_Exercise objective_. Only the pictures are omitted; repeat all other data exactly.

_Data lines_.
○ ○ ○ ○ ○ ○ ○

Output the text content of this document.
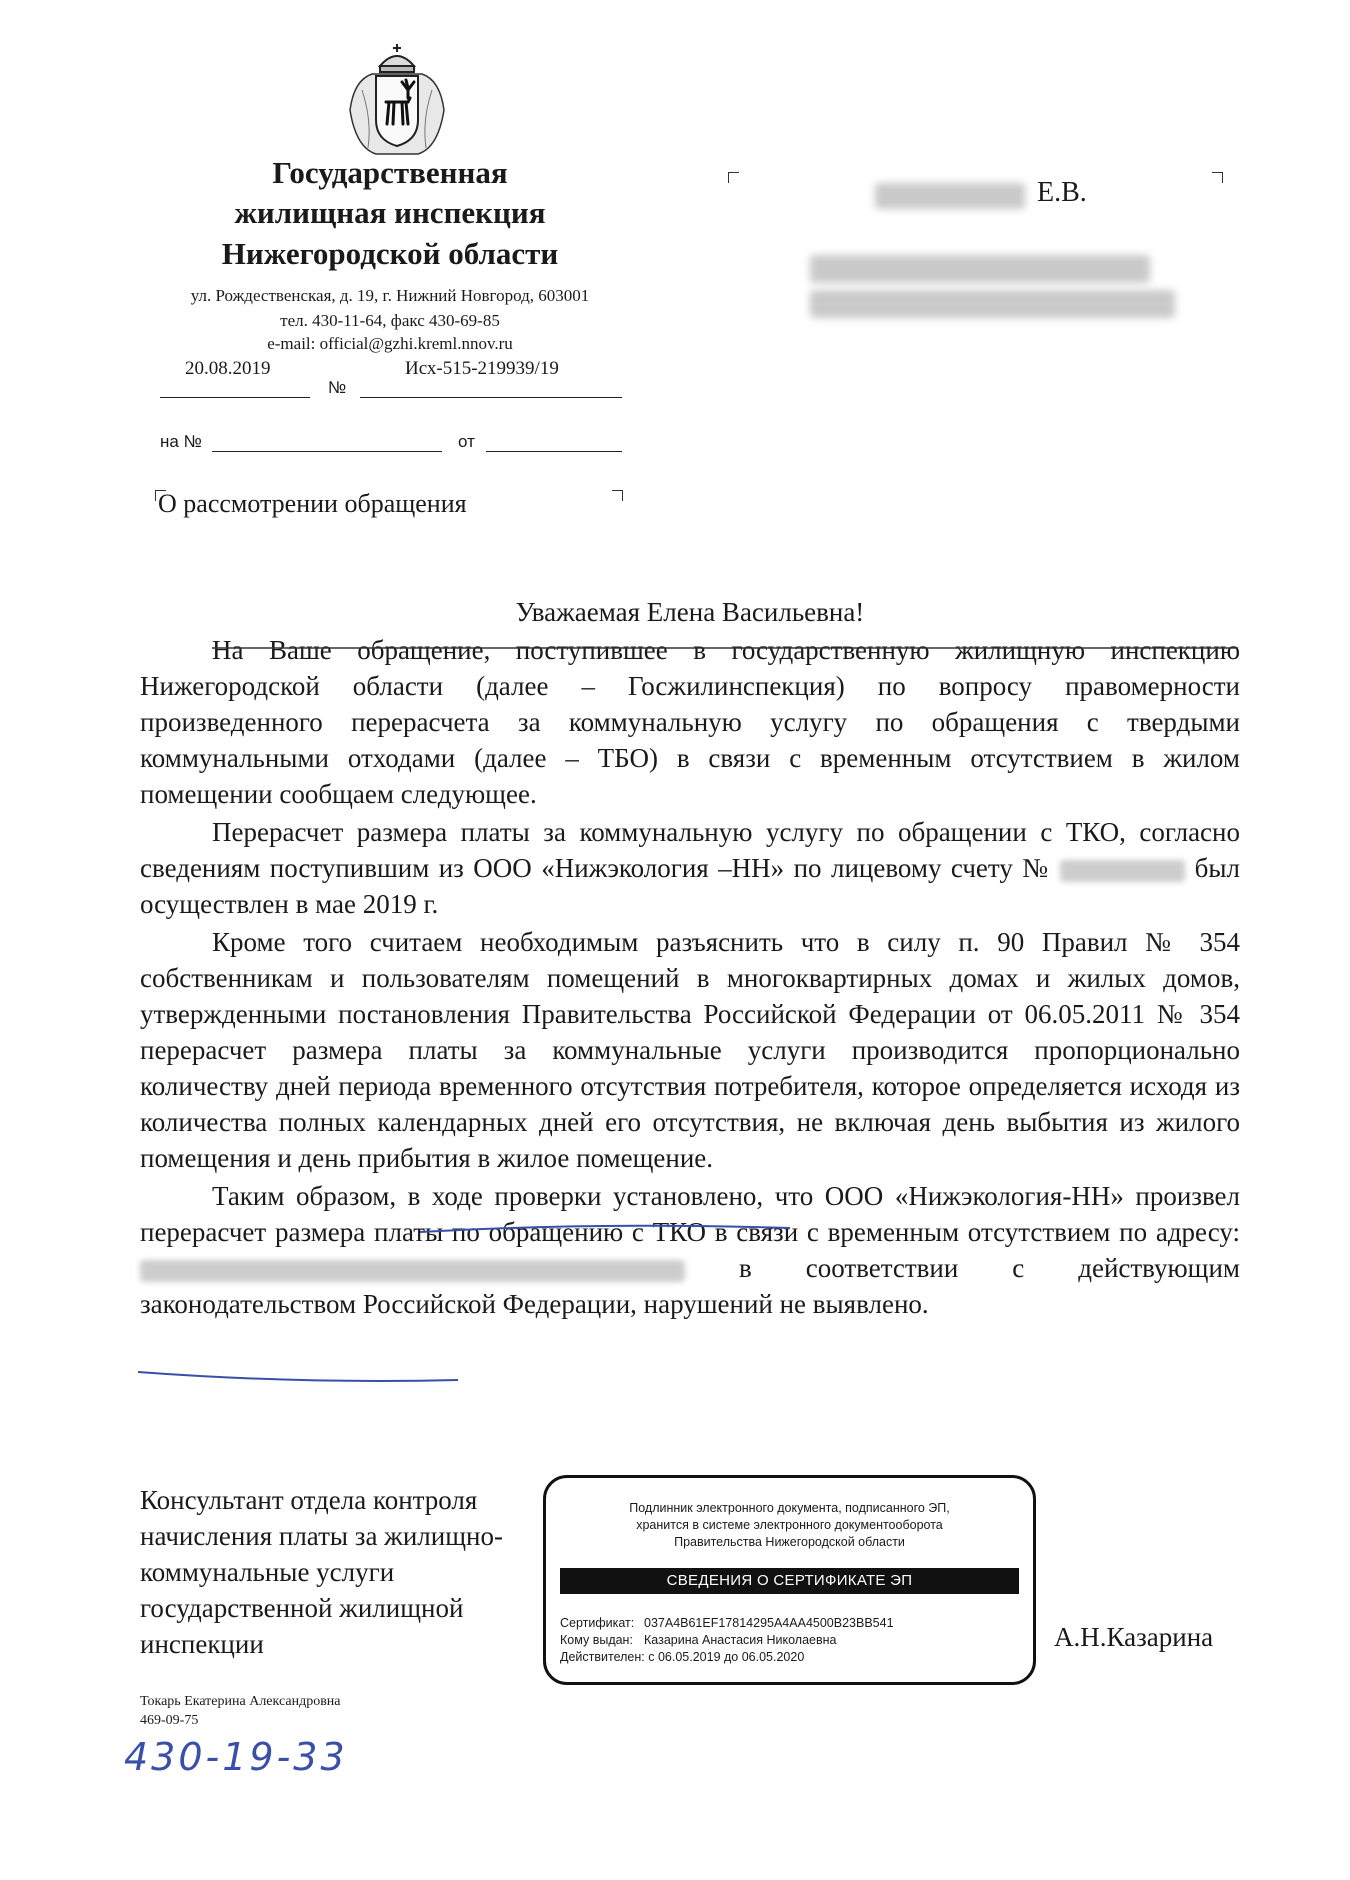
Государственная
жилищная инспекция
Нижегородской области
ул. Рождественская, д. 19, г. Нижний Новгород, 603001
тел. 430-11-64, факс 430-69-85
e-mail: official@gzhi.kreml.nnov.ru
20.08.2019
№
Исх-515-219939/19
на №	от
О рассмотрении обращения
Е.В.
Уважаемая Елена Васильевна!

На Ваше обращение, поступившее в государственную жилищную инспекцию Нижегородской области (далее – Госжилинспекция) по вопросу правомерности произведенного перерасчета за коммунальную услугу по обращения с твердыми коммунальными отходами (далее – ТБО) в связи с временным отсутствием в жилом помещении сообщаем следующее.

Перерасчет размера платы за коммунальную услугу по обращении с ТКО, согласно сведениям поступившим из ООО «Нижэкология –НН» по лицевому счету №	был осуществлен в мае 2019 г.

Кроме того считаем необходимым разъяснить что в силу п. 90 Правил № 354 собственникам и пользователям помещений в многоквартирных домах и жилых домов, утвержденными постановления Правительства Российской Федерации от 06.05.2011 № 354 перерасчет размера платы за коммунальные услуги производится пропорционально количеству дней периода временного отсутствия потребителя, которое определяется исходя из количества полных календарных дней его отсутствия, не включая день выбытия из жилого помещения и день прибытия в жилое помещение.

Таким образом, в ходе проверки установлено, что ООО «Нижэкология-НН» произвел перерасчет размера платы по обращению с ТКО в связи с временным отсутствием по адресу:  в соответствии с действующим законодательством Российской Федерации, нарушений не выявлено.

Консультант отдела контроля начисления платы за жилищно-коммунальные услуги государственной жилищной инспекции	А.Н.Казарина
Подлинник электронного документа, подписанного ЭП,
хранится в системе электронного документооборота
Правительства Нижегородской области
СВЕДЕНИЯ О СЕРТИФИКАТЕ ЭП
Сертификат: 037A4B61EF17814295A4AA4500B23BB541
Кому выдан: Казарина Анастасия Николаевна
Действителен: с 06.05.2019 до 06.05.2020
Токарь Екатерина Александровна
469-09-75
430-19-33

○ ○ ○ ○ ○ ○ ○

_Final result_.
Output the text content of this document.
Государственная
жилищная инспекция
Нижегородской области
ул. Рождественская, д. 19, г. Нижний Новгород, 603001
тел. 430-11-64, факс 430-69-85
e-mail: official@gzhi.kreml.nnov.ru
20.08.2019
№
Исх-515-219939/19
на №	от
О рассмотрении обращения
Е.В.
Уважаемая Елена Васильевна!

На Ваше обращение, поступившее в государственную жилищную инспекцию Нижегородской области (далее – Госжилинспекция) по вопросу правомерности произведенного перерасчета за коммунальную услугу по обращения с твердыми коммунальными отходами (далее – ТБО) в связи с временным отсутствием в жилом помещении сообщаем следующее.

Перерасчет размера платы за коммунальную услугу по обращении с ТКО, согласно сведениям поступившим из ООО «Нижэкология –НН» по лицевому счету №	был осуществлен в мае 2019 г.

Кроме того считаем необходимым разъяснить что в силу п. 90 Правил № 354 собственникам и пользователям помещений в многоквартирных домах и жилых домов, утвержденными постановления Правительства Российской Федерации от 06.05.2011 № 354 перерасчет размера платы за коммунальные услуги производится пропорционально количеству дней периода временного отсутствия потребителя, которое определяется исходя из количества полных календарных дней его отсутствия, не включая день выбытия из жилого помещения и день прибытия в жилое помещение.

Таким образом, в ходе проверки установлено, что ООО «Нижэкология-НН» произвел перерасчет размера платы по обращению с ТКО в связи с временным отсутствием по адресу:  в соответствии с действующим законодательством Российской Федерации, нарушений не выявлено.

Консультант отдела контроля начисления платы за жилищно-коммунальные услуги государственной жилищной инспекции	А.Н.Казарина
Подлинник электронного документа, подписанного ЭП,
хранится в системе электронного документооборота
Правительства Нижегородской области
СВЕДЕНИЯ О СЕРТИФИКАТЕ ЭП
Сертификат: 037A4B61EF17814295A4AA4500B23BB541
Кому выдан: Казарина Анастасия Николаевна
Действителен: с 06.05.2019 до 06.05.2020
Токарь Екатерина Александровна
469-09-75
430-19-33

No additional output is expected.